**Items listed in a dataset:**
○ ○ ○ ○ ○ ○ ○
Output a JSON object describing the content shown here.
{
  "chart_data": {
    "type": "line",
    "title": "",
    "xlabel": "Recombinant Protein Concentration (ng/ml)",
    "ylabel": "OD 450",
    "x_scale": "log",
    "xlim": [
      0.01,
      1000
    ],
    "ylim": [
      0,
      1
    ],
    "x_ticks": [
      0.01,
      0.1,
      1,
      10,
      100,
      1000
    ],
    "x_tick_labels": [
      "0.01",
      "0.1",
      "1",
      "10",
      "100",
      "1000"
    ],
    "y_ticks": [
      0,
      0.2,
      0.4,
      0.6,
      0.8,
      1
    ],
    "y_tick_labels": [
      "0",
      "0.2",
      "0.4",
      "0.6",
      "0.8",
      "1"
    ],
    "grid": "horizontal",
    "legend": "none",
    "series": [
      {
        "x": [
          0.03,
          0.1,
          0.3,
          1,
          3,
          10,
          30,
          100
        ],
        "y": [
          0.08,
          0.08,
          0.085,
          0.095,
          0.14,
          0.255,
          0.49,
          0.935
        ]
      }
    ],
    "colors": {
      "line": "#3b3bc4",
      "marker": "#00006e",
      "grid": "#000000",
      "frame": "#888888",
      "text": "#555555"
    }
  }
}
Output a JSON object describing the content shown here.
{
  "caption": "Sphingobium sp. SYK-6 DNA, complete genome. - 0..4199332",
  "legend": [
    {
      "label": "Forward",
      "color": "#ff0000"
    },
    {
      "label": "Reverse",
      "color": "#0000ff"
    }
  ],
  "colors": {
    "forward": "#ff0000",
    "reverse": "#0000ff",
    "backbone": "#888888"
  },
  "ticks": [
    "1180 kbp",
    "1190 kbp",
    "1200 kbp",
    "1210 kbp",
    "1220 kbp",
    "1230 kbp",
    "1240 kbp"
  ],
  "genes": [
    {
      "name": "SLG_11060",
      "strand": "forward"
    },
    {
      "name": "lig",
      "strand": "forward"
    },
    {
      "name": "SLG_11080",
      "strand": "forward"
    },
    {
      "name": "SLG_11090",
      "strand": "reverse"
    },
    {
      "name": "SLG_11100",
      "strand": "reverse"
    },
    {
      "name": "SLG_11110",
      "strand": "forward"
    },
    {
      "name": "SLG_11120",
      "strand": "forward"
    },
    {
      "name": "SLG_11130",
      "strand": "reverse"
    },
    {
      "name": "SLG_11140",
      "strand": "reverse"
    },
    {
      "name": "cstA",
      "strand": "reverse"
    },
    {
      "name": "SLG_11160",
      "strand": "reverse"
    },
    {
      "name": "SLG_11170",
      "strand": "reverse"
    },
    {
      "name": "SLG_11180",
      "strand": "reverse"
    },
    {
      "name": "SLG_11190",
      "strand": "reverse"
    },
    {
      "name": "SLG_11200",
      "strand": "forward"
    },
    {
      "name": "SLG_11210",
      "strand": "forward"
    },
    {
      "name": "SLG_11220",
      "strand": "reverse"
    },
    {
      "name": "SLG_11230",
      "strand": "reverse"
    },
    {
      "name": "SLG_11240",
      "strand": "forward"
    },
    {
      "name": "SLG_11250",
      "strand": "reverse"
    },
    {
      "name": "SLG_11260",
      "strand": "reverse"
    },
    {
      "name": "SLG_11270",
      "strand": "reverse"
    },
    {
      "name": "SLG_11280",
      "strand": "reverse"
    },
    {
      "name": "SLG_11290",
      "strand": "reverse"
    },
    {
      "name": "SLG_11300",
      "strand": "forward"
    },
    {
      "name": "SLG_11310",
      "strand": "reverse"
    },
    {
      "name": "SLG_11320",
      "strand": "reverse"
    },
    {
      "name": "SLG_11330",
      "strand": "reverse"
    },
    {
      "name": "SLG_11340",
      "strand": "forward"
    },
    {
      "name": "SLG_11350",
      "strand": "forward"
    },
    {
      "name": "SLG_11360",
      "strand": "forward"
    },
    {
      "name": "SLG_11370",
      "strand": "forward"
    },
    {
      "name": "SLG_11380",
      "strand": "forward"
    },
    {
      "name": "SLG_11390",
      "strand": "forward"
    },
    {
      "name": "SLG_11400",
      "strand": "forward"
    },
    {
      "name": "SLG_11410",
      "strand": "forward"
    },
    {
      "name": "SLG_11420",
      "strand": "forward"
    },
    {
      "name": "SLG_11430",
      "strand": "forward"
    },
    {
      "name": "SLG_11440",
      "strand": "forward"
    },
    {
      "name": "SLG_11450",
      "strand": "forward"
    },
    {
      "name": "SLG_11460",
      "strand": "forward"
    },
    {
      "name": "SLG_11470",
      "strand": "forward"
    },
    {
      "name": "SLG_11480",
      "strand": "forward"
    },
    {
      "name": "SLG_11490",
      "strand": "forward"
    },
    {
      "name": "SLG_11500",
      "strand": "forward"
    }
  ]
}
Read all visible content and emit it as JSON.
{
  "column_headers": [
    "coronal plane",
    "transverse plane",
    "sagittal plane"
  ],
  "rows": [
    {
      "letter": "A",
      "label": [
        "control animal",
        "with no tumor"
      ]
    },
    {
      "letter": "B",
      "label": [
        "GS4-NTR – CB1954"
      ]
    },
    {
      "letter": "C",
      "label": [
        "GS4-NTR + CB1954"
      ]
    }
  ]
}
○ ○ ○ ○ ○ ○ ○
**Exercise instructions:** Write out each line above with the word "plane".

**Response area:**
    "coronal plane",
    "transverse plane",
    "sagittal plane"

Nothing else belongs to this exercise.